Exercise materials —
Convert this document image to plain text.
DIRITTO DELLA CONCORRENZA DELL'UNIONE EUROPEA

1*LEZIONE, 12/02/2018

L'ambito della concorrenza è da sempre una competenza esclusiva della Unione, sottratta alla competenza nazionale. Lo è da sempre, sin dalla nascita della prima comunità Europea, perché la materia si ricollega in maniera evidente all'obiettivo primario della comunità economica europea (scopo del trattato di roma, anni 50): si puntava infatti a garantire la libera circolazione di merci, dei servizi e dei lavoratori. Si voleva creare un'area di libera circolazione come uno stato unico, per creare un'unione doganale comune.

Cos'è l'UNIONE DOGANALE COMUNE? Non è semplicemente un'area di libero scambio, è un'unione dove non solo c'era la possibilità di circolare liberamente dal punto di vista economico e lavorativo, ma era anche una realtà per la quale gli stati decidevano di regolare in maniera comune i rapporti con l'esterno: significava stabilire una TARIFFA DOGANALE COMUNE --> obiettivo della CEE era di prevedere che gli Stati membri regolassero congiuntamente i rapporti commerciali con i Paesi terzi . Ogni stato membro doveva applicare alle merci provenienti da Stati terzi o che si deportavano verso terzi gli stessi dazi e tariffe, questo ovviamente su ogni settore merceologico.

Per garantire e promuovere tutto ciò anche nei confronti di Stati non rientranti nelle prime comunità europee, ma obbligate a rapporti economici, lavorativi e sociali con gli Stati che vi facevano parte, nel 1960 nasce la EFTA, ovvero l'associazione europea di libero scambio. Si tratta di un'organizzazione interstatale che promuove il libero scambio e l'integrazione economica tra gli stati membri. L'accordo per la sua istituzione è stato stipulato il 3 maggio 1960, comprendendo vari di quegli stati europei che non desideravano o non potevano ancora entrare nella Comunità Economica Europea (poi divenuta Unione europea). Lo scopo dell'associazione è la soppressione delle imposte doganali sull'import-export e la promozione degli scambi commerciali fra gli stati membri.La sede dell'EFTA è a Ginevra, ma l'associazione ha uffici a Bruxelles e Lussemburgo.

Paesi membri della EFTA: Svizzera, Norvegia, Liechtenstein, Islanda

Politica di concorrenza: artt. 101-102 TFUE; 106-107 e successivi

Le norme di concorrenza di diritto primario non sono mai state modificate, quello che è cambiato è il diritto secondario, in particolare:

Given exercise — Say how many lines in this listing hold the string "primario", giving the count and nothing more.

Written solution — 2